EXERCISE REQUIREMENTS:
Identify every line containing the word "name" and reproduce each one.

-- Start SUPPLIED RECORDS --

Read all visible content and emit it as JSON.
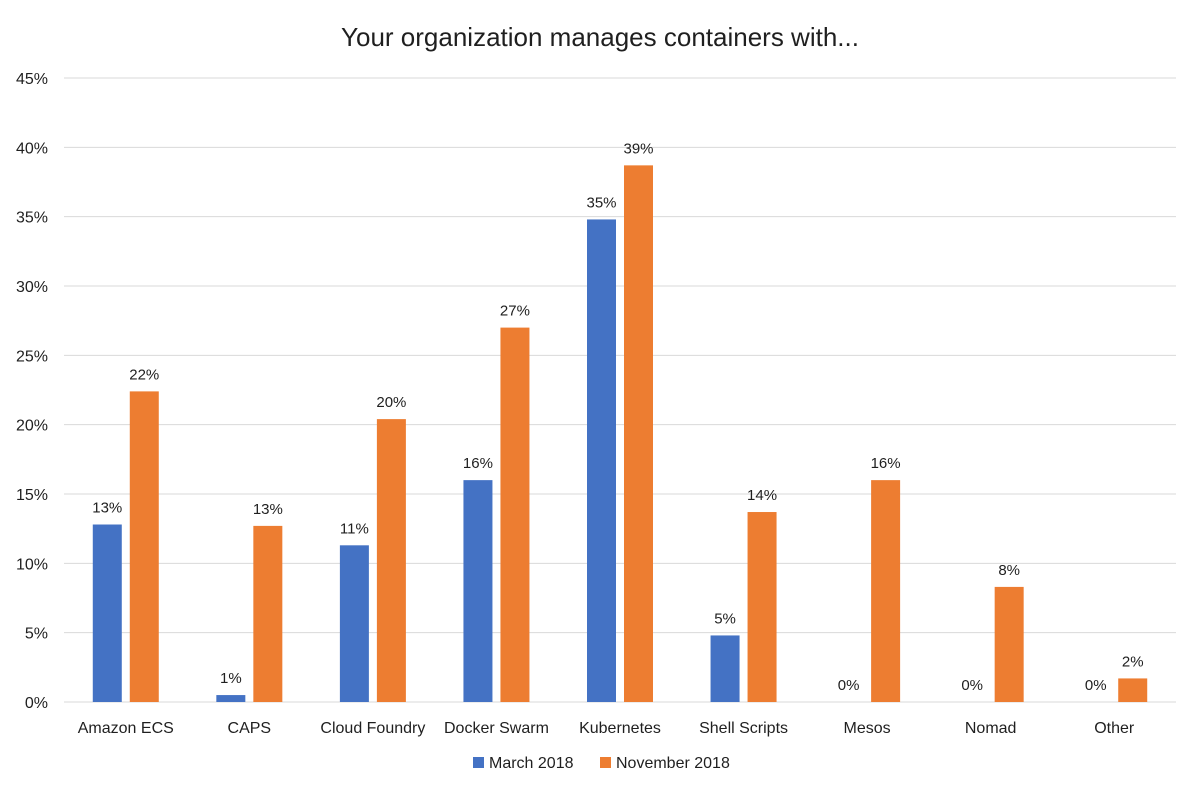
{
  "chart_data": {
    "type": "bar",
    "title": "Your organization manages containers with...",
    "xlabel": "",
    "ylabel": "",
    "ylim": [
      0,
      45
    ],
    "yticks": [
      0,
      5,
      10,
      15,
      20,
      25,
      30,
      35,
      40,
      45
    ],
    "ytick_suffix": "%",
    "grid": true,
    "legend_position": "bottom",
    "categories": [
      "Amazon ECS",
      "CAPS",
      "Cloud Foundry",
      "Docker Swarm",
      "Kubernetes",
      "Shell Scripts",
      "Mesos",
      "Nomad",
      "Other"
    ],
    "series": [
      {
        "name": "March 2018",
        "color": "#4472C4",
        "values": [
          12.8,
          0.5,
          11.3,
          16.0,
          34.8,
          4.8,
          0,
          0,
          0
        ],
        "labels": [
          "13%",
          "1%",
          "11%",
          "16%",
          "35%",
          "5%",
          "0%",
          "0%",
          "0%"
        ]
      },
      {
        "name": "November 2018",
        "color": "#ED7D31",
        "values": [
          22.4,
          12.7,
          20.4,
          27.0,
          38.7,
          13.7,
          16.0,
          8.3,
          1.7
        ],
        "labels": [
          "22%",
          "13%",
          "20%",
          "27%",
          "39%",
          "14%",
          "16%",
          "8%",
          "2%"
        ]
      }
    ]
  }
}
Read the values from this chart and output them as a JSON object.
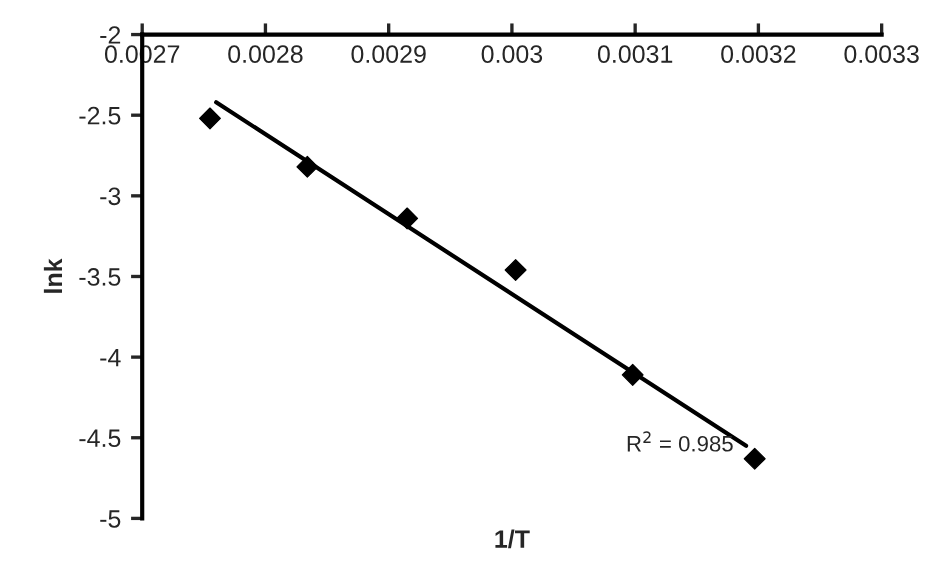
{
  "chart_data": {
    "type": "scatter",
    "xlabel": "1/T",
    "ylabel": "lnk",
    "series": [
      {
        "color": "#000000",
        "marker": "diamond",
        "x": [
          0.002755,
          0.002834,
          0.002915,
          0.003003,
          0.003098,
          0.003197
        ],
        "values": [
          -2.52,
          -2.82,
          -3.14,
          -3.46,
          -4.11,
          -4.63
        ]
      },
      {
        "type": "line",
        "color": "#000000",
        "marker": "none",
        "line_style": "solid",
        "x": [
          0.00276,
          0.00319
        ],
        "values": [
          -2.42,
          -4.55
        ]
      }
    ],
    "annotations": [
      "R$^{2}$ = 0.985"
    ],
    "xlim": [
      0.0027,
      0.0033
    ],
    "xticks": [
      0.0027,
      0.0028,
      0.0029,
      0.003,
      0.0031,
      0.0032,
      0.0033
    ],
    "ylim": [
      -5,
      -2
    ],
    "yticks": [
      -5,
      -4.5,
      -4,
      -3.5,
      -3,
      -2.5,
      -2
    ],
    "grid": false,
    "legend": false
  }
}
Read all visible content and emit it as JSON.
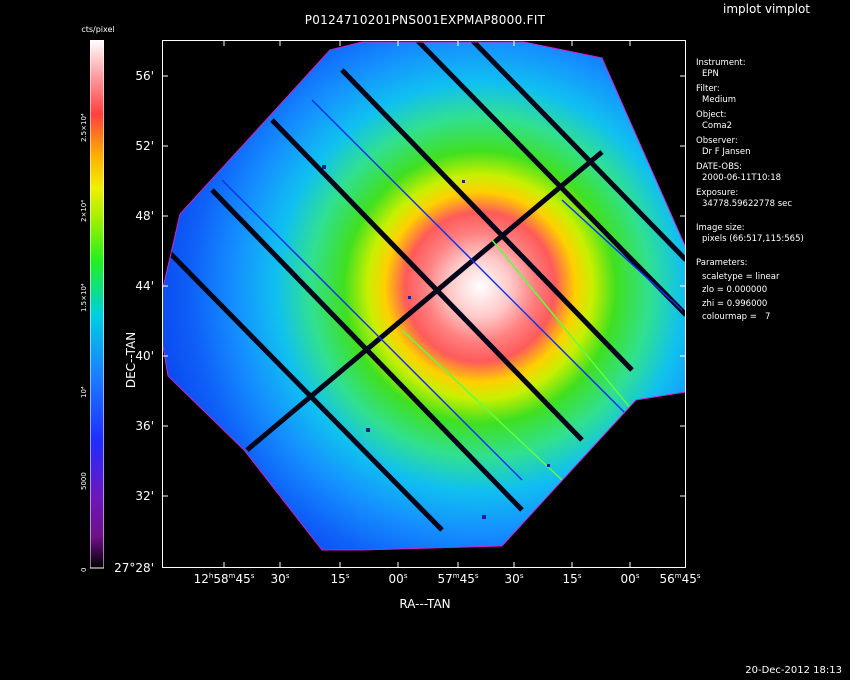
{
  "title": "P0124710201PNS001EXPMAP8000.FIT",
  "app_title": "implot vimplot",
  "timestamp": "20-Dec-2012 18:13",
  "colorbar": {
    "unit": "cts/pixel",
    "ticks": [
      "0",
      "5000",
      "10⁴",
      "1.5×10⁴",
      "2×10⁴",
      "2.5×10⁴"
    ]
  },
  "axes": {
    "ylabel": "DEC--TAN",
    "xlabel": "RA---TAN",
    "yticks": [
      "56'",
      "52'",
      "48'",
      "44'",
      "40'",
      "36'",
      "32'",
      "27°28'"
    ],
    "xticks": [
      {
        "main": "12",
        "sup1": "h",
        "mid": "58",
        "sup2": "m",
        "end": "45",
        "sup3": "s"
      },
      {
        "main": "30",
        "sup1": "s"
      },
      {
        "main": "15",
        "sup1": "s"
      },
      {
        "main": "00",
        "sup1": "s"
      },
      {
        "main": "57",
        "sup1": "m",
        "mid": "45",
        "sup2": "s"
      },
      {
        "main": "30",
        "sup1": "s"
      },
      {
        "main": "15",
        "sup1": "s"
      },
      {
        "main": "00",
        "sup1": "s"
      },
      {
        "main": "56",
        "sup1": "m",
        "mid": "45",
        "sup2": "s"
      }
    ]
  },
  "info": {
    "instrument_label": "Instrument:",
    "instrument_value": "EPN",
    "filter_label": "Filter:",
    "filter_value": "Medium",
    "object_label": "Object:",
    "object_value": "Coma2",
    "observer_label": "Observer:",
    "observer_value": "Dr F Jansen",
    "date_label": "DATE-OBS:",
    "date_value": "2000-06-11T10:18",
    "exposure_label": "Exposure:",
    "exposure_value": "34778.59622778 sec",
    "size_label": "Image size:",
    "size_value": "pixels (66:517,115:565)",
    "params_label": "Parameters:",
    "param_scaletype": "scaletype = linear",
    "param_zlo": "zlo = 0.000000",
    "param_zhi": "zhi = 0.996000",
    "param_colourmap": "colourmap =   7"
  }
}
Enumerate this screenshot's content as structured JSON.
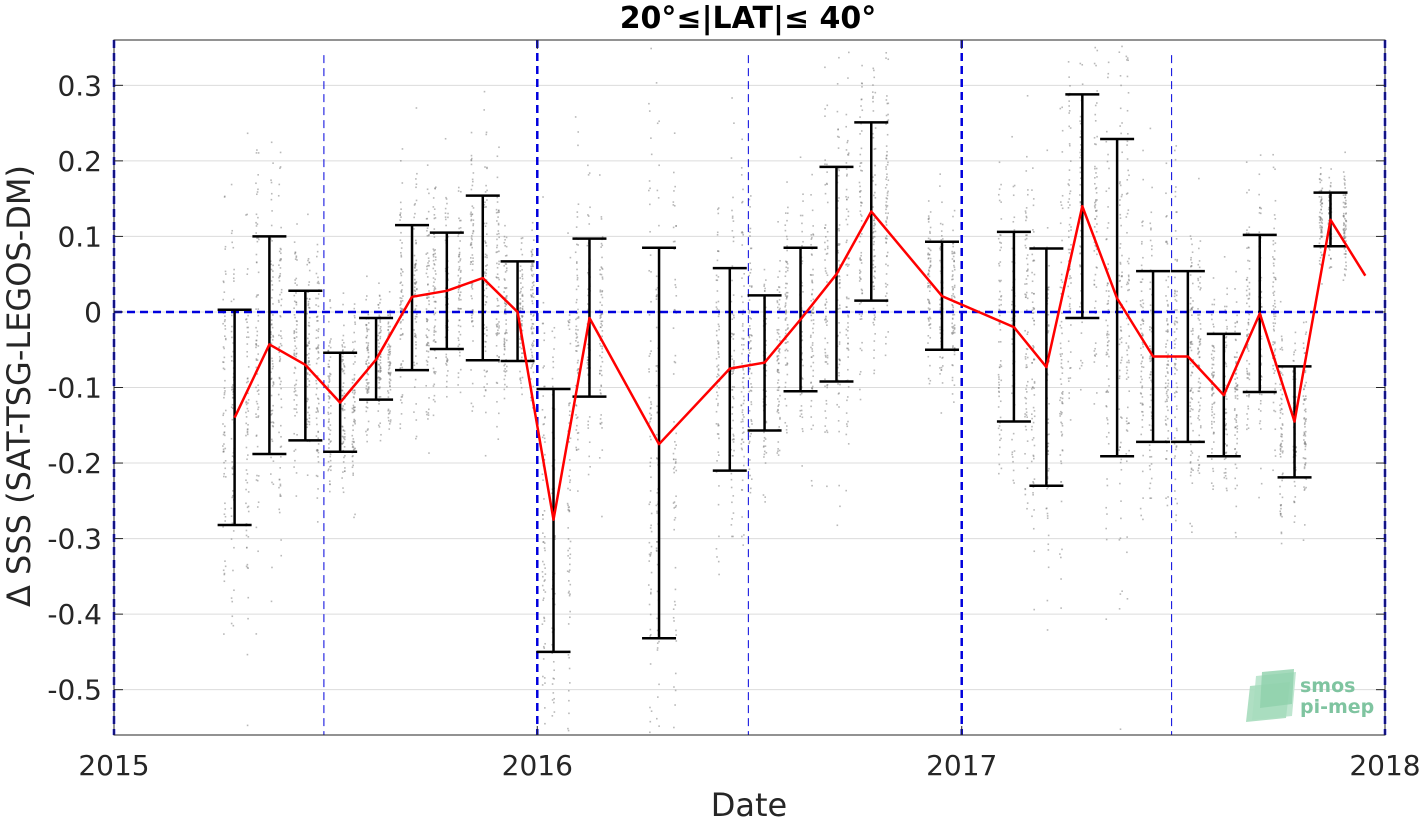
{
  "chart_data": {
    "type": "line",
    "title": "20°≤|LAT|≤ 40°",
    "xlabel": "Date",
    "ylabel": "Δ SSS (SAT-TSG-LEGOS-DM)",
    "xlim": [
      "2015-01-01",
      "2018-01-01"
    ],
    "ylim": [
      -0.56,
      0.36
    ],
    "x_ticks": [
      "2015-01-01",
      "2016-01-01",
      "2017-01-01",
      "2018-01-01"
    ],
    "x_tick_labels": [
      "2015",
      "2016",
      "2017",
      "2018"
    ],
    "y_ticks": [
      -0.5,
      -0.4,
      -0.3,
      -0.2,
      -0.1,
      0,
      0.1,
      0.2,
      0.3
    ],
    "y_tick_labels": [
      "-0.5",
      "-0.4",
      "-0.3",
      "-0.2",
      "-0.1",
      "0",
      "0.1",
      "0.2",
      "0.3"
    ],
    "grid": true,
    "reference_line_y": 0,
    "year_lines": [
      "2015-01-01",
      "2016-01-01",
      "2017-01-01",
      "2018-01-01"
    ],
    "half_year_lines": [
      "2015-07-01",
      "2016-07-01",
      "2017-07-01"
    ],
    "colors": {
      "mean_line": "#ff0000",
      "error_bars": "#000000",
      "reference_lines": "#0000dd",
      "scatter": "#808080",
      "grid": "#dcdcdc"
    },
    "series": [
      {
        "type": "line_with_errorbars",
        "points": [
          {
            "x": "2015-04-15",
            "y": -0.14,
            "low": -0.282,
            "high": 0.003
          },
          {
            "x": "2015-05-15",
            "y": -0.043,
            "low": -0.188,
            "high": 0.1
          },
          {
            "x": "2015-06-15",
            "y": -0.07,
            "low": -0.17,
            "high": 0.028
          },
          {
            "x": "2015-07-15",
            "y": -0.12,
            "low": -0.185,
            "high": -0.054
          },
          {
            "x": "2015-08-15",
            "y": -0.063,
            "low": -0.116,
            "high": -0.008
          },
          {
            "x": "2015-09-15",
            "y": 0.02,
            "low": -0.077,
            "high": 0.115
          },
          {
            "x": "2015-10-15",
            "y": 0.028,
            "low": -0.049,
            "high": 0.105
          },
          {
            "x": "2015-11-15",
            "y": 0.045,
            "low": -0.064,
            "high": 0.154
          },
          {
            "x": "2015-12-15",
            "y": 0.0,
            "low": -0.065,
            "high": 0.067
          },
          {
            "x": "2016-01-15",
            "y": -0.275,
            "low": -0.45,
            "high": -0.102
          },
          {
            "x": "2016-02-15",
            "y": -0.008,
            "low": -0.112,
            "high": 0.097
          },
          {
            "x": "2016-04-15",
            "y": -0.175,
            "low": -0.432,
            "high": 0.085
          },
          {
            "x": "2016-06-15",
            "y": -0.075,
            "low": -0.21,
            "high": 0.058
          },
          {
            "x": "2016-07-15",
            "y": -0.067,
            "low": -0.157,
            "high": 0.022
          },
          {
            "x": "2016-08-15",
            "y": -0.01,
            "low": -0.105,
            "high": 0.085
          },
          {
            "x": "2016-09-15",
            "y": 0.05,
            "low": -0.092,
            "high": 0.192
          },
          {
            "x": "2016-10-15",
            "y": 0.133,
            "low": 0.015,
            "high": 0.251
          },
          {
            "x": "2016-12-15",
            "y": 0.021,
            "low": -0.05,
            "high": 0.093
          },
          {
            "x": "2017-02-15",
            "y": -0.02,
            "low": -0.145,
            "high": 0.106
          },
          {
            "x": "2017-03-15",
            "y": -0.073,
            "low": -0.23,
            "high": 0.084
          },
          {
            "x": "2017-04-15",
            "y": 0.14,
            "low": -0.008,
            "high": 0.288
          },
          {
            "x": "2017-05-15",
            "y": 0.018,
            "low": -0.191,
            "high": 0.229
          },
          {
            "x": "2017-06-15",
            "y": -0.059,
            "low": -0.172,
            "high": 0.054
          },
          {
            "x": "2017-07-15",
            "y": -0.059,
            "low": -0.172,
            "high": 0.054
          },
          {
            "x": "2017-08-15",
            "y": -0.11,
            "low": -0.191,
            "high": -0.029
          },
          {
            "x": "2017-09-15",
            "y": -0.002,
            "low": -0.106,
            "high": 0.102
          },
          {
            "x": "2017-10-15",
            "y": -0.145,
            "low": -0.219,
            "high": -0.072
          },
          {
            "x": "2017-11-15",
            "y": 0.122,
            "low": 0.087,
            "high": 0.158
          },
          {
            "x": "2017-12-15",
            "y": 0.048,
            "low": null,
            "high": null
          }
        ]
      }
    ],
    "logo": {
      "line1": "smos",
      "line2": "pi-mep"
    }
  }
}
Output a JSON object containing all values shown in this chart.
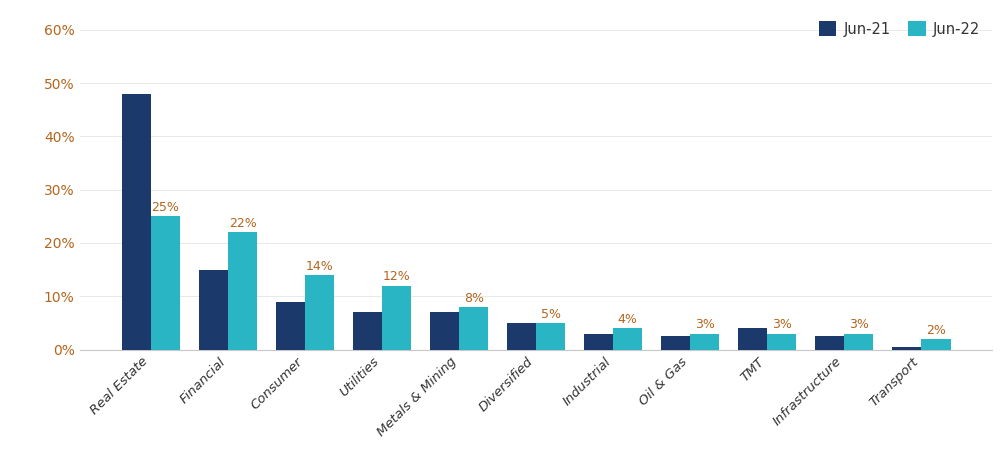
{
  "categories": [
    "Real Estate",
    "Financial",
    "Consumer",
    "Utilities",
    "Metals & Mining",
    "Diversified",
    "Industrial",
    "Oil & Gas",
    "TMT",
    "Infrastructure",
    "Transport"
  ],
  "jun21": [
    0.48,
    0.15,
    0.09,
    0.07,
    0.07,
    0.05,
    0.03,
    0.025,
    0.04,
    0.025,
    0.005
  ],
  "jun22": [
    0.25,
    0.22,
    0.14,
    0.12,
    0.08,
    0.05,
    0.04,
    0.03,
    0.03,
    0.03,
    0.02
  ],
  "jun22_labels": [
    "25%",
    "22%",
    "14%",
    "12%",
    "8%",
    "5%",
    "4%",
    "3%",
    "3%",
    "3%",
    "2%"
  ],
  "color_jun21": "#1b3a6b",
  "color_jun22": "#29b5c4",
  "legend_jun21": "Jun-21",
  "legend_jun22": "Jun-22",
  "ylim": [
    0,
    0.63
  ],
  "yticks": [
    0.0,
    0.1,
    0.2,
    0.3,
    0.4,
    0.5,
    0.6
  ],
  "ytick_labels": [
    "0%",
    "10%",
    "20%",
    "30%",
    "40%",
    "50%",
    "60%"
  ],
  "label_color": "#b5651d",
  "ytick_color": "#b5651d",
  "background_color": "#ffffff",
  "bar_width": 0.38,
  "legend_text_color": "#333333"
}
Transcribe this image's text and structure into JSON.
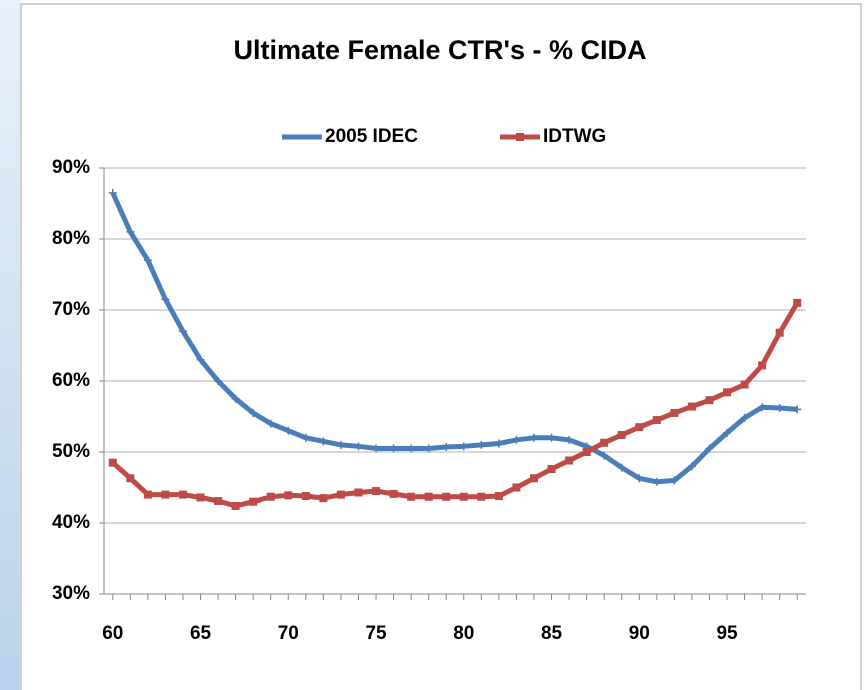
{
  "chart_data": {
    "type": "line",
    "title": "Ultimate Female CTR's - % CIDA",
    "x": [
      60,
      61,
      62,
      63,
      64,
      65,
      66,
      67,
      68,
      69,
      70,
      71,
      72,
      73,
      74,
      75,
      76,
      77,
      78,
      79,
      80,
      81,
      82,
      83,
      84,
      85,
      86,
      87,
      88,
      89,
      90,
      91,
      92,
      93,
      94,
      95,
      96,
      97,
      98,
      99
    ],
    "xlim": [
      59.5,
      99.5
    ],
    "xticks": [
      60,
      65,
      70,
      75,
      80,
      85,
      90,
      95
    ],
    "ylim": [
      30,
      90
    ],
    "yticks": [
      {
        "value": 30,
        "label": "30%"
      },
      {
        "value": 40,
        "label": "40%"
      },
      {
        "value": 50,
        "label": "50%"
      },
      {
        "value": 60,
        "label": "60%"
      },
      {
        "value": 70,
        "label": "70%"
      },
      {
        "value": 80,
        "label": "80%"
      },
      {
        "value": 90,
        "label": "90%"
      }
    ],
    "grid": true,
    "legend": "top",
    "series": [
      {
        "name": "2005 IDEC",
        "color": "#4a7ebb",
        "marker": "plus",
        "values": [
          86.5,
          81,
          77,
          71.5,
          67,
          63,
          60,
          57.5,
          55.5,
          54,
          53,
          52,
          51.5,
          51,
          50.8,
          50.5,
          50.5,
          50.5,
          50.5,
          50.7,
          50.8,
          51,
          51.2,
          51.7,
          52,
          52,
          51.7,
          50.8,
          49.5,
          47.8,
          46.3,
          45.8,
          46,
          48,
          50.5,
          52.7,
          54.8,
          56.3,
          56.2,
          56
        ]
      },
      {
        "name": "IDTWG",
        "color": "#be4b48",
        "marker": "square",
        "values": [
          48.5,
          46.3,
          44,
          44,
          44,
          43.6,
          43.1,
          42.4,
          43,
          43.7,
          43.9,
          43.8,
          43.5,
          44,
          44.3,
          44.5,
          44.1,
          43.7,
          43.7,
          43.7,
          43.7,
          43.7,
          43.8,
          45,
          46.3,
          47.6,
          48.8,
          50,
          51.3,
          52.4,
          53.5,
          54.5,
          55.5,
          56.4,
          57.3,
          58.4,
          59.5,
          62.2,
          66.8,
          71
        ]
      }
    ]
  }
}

-- End SUPPLIED RECORDS --

TASK SOLUTION:
        "name": "March 2018",
        "name": "November 2018",
        "name": "2005 IDEC",
        "name": "IDTWG",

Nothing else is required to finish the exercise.